WRITTEN TASK: Print each line of the listing once more, precisely as given.

ENTRIES SHOWN:

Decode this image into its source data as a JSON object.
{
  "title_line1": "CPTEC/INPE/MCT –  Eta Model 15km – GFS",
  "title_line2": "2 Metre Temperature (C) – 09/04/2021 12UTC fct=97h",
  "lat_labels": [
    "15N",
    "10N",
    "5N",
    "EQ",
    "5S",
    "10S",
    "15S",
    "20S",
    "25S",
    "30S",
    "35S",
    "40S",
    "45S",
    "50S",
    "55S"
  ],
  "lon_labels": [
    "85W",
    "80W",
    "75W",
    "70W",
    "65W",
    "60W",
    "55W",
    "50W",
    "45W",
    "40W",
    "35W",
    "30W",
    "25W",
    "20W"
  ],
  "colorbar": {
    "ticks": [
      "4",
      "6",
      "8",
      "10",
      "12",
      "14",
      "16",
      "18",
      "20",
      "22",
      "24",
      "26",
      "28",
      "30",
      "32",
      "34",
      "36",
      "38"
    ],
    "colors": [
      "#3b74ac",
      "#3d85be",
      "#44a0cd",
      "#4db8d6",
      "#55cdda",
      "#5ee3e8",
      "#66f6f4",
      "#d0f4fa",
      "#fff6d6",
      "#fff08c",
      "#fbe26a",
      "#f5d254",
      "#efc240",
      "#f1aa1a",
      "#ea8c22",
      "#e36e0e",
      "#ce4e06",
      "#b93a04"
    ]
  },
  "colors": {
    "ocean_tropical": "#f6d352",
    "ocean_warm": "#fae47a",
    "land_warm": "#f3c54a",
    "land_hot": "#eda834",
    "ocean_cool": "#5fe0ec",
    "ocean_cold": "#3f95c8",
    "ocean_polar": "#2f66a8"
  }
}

SOLUTION:
Decode this image into its source data as a JSON object.
{
  "title_line1": "CPTEC/INPE/MCT –  Eta Model 15km – GFS",
  "title_line2": "2 Metre Temperature (C) – 09/04/2021 12UTC fct=97h",
  "lat_labels": [
    "15N",
    "10N",
    "5N",
    "EQ",
    "5S",
    "10S",
    "15S",
    "20S",
    "25S",
    "30S",
    "35S",
    "40S",
    "45S",
    "50S",
    "55S"
  ],
  "lon_labels": [
    "85W",
    "80W",
    "75W",
    "70W",
    "65W",
    "60W",
    "55W",
    "50W",
    "45W",
    "40W",
    "35W",
    "30W",
    "25W",
    "20W"
  ],
  "colorbar": {
    "ticks": [
      "4",
      "6",
      "8",
      "10",
      "12",
      "14",
      "16",
      "18",
      "20",
      "22",
      "24",
      "26",
      "28",
      "30",
      "32",
      "34",
      "36",
      "38"
    ],
    "colors": [
      "#3b74ac",
      "#3d85be",
      "#44a0cd",
      "#4db8d6",
      "#55cdda",
      "#5ee3e8",
      "#66f6f4",
      "#d0f4fa",
      "#fff6d6",
      "#fff08c",
      "#fbe26a",
      "#f5d254",
      "#efc240",
      "#f1aa1a",
      "#ea8c22",
      "#e36e0e",
      "#ce4e06",
      "#b93a04"
    ]
  },
  "colors": {
    "ocean_tropical": "#f6d352",
    "ocean_warm": "#fae47a",
    "land_warm": "#f3c54a",
    "land_hot": "#eda834",
    "ocean_cool": "#5fe0ec",
    "ocean_cold": "#3f95c8",
    "ocean_polar": "#2f66a8"
  }
}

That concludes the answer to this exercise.